The industry has always wanted faster simulation. Researchers and EDA companies have asked, “What are you willing to give up?” They tried timing back in the days of gate-level simulators, and produced lightning-fast unit delay simulators. Nobody wanted them, often because there was one place in their design that broke the rules. In the early RTL days, cycle simulators and accelerators were created, but nobody wanted them because there may be one case in their design that broke the rules.

With the advent of design IP, the amount of design time that could be saved was touted and lip service given to the impact it would have on verification. It was just said that the design would be of higher quality and require less verification, but we all know that none of that was true. The IP industry was not interested in providing a high-level functional model of the IP and taking on the task of guaranteeing that the model and the implementation matched. Even today, few IP companies are willing to do that. So verification is stuck with having to verify using an implementation model of the IP.

New design languages have been developed and presented to the industry — ones that would have directly targeted the fundamental constructs of hardware and would have had an enormous impact on the time that would be spent in verification — but none has been successful.

Even high-level synthesis, which could demonstrate superior productivity and quality of results for certain types of block, struggled initially because it did not fully address the verification methodology required to go along with it. While the design input language was now C, no C-based verification flows existed.

Verification has never been seen as anything other than a cost burden, and that is why I believe verification is so expensive today. It takes more people and more time to get to an acceptable risk level, and there is nothing on the horizon to change that. Verification technology has advanced significantly, but it is dragging along such a huge anchor that making any significant headway is nigh impossible.
■ ■ ■
* Problems to solve:
1: Answer these questions from the verification passage.
(a) What did researchers produce when they gave up timing in the days of gate-level simulators?
(b) What was the IP industry unwilling to provide?
(c) What was the design input language for high-level synthesis?
2: Quote the verification passage word for word, everything from "With the advent" down to "has been successful.".
The items after this point come from a separate source and have no connection to the verification passage.

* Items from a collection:
■ ■ ■
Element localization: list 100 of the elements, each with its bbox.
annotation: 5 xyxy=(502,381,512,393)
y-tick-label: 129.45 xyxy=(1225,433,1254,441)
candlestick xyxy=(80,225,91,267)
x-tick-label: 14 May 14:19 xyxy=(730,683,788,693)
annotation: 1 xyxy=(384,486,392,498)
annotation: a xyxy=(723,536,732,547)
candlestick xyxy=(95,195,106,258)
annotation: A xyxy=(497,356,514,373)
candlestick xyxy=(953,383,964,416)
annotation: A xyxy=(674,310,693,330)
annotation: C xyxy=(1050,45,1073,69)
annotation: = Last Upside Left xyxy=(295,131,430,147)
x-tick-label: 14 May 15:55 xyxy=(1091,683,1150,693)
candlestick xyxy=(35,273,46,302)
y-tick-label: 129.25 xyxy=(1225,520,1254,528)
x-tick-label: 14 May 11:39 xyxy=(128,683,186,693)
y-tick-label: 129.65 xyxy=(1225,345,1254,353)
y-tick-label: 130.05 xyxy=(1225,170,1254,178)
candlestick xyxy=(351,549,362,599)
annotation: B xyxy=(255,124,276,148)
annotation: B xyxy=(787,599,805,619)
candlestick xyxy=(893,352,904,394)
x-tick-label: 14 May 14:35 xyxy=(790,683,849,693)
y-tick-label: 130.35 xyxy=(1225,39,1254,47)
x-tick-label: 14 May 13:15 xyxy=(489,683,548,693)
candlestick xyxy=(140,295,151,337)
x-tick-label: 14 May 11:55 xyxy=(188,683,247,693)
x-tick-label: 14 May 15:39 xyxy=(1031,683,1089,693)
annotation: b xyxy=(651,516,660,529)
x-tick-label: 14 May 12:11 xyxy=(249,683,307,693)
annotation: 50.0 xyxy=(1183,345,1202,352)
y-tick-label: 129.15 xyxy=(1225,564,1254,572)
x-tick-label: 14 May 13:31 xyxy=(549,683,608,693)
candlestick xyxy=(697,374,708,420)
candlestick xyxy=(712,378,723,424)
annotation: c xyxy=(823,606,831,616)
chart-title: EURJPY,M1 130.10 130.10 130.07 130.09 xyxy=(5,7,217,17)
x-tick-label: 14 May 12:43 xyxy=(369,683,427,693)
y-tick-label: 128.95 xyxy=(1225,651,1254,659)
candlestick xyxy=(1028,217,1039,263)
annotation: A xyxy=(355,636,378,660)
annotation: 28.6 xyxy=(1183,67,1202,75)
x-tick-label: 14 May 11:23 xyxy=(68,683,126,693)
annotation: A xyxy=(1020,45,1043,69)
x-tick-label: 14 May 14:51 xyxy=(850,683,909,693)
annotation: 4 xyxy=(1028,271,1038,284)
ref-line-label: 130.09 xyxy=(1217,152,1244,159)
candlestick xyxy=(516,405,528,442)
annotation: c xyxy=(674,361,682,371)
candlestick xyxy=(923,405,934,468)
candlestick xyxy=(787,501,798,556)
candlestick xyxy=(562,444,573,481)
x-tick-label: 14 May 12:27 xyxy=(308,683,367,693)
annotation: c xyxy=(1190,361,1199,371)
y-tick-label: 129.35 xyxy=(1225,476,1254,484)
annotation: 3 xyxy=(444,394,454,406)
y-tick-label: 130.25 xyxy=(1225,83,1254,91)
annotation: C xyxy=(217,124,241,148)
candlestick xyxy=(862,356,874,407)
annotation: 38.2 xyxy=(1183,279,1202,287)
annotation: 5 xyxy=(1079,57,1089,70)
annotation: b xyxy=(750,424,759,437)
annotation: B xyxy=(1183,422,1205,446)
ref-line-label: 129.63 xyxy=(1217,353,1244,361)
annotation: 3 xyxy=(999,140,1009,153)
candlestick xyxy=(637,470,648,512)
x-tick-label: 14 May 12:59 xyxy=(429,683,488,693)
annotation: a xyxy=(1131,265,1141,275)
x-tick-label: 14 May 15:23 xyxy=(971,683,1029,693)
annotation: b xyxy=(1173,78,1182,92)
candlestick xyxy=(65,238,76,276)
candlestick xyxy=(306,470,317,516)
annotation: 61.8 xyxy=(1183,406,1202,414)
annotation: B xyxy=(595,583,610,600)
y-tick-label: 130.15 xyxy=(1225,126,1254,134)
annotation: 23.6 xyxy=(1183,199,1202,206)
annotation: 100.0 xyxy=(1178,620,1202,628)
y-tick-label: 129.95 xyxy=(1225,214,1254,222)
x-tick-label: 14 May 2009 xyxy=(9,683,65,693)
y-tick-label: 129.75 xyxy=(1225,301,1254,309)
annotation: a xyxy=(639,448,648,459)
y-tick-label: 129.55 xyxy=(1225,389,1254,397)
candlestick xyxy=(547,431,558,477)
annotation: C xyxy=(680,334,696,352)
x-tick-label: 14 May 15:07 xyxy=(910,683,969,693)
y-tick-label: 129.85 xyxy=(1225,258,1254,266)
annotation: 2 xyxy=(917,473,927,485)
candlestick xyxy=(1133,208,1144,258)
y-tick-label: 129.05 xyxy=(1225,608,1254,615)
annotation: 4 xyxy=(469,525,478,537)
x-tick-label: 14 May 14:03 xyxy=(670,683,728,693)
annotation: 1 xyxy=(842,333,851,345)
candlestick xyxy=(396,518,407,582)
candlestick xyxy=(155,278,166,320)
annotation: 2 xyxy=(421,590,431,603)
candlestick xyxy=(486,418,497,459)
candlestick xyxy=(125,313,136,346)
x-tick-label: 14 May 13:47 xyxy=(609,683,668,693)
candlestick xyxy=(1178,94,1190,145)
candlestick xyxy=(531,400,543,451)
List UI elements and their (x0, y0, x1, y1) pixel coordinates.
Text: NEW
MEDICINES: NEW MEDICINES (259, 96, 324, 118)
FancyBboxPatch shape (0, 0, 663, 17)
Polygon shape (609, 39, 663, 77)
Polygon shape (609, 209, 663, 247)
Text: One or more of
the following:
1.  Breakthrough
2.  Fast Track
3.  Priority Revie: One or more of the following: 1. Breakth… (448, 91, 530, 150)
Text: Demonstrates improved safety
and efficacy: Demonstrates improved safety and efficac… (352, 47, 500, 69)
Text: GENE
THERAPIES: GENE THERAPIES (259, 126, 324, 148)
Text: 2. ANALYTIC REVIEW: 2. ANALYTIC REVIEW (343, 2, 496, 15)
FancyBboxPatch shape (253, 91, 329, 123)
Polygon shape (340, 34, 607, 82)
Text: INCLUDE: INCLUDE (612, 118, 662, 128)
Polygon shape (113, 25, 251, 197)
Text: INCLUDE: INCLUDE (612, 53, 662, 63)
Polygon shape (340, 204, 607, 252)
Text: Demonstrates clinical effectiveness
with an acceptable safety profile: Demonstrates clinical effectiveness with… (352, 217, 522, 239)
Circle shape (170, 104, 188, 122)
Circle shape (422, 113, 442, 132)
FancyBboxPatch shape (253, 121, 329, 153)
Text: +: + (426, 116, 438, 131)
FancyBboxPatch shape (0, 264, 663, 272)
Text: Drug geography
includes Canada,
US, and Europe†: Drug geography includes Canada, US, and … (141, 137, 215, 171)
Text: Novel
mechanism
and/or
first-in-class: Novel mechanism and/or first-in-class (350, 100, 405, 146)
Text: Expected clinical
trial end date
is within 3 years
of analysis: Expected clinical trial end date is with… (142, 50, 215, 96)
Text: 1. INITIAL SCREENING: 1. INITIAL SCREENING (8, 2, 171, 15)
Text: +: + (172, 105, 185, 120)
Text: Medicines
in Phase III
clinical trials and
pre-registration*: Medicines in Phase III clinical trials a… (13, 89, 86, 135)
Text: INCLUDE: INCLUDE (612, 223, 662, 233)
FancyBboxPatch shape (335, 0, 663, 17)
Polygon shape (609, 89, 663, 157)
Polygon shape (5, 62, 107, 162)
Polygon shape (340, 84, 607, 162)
■ ■ ■
* Exercise answers:
1:
(a) Lightning-fast unit delay simulators.
(b) A high-level functional model of the IP, along with a guarantee that the model and the implementation matched.
(c) C.

2:
With the advent of design IP, the amount of design time that could be saved was touted and lip service given to the impact it would have on verification. It was just said that the design would be of higher quality and require less verification, but we all know that none of that was true. The IP industry was not interested in providing a high-level functional model of the IP and taking on the task of guaranteeing that the model and the implementation matched. Even today, few IP companies are willing to do that. So verification is stuck with having to verify using an implementation model of the IP.

New design languages have been developed and presented to the industry — ones that would have directly targeted the fundamental constructs of hardware and would have had an enormous impact on the time that would be spent in verification — but none has been successful.